▶ Dataset entries
════

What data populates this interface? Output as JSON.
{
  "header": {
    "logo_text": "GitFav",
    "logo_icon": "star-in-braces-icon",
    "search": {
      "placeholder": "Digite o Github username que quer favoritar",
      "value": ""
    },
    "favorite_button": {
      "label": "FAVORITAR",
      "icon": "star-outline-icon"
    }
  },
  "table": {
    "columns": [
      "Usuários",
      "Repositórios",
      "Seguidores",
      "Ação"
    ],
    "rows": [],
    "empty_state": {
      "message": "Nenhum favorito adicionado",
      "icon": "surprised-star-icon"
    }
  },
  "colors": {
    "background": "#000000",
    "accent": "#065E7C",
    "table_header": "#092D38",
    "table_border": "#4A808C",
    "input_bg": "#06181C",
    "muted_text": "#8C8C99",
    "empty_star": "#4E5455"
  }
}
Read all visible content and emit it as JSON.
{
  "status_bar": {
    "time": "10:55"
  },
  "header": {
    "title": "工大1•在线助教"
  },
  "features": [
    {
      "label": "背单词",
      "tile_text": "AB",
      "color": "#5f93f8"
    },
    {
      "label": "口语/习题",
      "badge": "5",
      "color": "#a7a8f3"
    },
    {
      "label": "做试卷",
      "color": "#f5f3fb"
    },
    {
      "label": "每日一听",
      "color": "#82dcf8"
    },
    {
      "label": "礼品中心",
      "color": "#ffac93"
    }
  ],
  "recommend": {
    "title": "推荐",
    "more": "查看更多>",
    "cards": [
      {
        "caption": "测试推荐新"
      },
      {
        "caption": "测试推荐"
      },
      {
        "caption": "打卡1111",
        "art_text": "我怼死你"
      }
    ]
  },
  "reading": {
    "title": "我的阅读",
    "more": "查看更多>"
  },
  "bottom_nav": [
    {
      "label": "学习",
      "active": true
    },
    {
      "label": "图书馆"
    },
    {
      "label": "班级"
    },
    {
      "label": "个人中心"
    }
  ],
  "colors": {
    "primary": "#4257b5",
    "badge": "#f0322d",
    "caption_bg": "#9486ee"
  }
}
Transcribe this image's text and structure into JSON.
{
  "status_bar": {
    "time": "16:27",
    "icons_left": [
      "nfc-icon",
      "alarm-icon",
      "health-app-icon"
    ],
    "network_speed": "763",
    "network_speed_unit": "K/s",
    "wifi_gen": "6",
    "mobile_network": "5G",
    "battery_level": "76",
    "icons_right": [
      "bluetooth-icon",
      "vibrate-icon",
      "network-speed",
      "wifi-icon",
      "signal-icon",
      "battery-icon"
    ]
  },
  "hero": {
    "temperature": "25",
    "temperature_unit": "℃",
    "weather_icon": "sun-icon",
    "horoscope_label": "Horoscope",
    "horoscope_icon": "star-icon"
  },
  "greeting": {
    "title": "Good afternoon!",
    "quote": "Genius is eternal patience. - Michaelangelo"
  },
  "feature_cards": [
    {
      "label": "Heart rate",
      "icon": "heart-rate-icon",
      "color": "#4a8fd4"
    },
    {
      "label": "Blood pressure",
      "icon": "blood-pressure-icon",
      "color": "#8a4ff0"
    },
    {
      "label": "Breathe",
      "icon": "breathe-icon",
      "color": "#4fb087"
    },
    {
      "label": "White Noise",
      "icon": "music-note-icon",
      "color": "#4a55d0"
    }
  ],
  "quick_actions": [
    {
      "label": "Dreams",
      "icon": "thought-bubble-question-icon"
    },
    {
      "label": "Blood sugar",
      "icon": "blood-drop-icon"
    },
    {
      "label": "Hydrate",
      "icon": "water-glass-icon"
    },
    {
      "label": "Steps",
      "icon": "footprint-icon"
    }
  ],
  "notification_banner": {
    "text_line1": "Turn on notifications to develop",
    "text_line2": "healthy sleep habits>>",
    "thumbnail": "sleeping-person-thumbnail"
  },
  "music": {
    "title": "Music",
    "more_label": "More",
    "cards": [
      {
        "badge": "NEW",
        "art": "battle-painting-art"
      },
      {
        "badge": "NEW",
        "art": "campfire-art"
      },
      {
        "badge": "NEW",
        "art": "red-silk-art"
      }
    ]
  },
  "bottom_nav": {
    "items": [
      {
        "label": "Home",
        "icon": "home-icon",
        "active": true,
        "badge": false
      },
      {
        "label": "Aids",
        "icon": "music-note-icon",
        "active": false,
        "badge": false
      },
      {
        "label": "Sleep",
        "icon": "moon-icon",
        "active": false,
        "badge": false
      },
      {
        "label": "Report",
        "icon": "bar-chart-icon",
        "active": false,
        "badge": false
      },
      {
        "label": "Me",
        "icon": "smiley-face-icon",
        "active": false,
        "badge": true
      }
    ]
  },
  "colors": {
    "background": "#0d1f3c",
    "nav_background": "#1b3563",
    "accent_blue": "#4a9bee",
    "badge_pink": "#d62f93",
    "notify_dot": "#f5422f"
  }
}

════

▶ Goal
Extract the full set of entries word for word.

▶ Complete response
What data populates this interface? Output as JSON.
{
  "header": {
    "logo_text": "GitFav",
    "logo_icon": "star-in-braces-icon",
    "search": {
      "placeholder": "Digite o Github username que quer favoritar",
      "value": ""
    },
    "favorite_button": {
      "label": "FAVORITAR",
      "icon": "star-outline-icon"
    }
  },
  "table": {
    "columns": [
      "Usuários",
      "Repositórios",
      "Seguidores",
      "Ação"
    ],
    "rows": [],
    "empty_state": {
      "message": "Nenhum favorito adicionado",
      "icon": "surprised-star-icon"
    }
  },
  "colors": {
    "background": "#000000",
    "accent": "#065E7C",
    "table_header": "#092D38",
    "table_border": "#4A808C",
    "input_bg": "#06181C",
    "muted_text": "#8C8C99",
    "empty_star": "#4E5455"
  }
}
Read all visible content and emit it as JSON.
{
  "status_bar": {
    "time": "10:55"
  },
  "header": {
    "title": "工大1•在线助教"
  },
  "features": [
    {
      "label": "背单词",
      "tile_text": "AB",
      "color": "#5f93f8"
    },
    {
      "label": "口语/习题",
      "badge": "5",
      "color": "#a7a8f3"
    },
    {
      "label": "做试卷",
      "color": "#f5f3fb"
    },
    {
      "label": "每日一听",
      "color": "#82dcf8"
    },
    {
      "label": "礼品中心",
      "color": "#ffac93"
    }
  ],
  "recommend": {
    "title": "推荐",
    "more": "查看更多>",
    "cards": [
      {
        "caption": "测试推荐新"
      },
      {
        "caption": "测试推荐"
      },
      {
        "caption": "打卡1111",
        "art_text": "我怼死你"
      }
    ]
  },
  "reading": {
    "title": "我的阅读",
    "more": "查看更多>"
  },
  "bottom_nav": [
    {
      "label": "学习",
      "active": true
    },
    {
      "label": "图书馆"
    },
    {
      "label": "班级"
    },
    {
      "label": "个人中心"
    }
  ],
  "colors": {
    "primary": "#4257b5",
    "badge": "#f0322d",
    "caption_bg": "#9486ee"
  }
}
Transcribe this image's text and structure into JSON.
{
  "status_bar": {
    "time": "16:27",
    "icons_left": [
      "nfc-icon",
      "alarm-icon",
      "health-app-icon"
    ],
    "network_speed": "763",
    "network_speed_unit": "K/s",
    "wifi_gen": "6",
    "mobile_network": "5G",
    "battery_level": "76",
    "icons_right": [
      "bluetooth-icon",
      "vibrate-icon",
      "network-speed",
      "wifi-icon",
      "signal-icon",
      "battery-icon"
    ]
  },
  "hero": {
    "temperature": "25",
    "temperature_unit": "℃",
    "weather_icon": "sun-icon",
    "horoscope_label": "Horoscope",
    "horoscope_icon": "star-icon"
  },
  "greeting": {
    "title": "Good afternoon!",
    "quote": "Genius is eternal patience. - Michaelangelo"
  },
  "feature_cards": [
    {
      "label": "Heart rate",
      "icon": "heart-rate-icon",
      "color": "#4a8fd4"
    },
    {
      "label": "Blood pressure",
      "icon": "blood-pressure-icon",
      "color": "#8a4ff0"
    },
    {
      "label": "Breathe",
      "icon": "breathe-icon",
      "color": "#4fb087"
    },
    {
      "label": "White Noise",
      "icon": "music-note-icon",
      "color": "#4a55d0"
    }
  ],
  "quick_actions": [
    {
      "label": "Dreams",
      "icon": "thought-bubble-question-icon"
    },
    {
      "label": "Blood sugar",
      "icon": "blood-drop-icon"
    },
    {
      "label": "Hydrate",
      "icon": "water-glass-icon"
    },
    {
      "label": "Steps",
      "icon": "footprint-icon"
    }
  ],
  "notification_banner": {
    "text_line1": "Turn on notifications to develop",
    "text_line2": "healthy sleep habits>>",
    "thumbnail": "sleeping-person-thumbnail"
  },
  "music": {
    "title": "Music",
    "more_label": "More",
    "cards": [
      {
        "badge": "NEW",
        "art": "battle-painting-art"
      },
      {
        "badge": "NEW",
        "art": "campfire-art"
      },
      {
        "badge": "NEW",
        "art": "red-silk-art"
      }
    ]
  },
  "bottom_nav": {
    "items": [
      {
        "label": "Home",
        "icon": "home-icon",
        "active": true,
        "badge": false
      },
      {
        "label": "Aids",
        "icon": "music-note-icon",
        "active": false,
        "badge": false
      },
      {
        "label": "Sleep",
        "icon": "moon-icon",
        "active": false,
        "badge": false
      },
      {
        "label": "Report",
        "icon": "bar-chart-icon",
        "active": false,
        "badge": false
      },
      {
        "label": "Me",
        "icon": "smiley-face-icon",
        "active": false,
        "badge": true
      }
    ]
  },
  "colors": {
    "background": "#0d1f3c",
    "nav_background": "#1b3563",
    "accent_blue": "#4a9bee",
    "badge_pink": "#d62f93",
    "notify_dot": "#f5422f"
  }
}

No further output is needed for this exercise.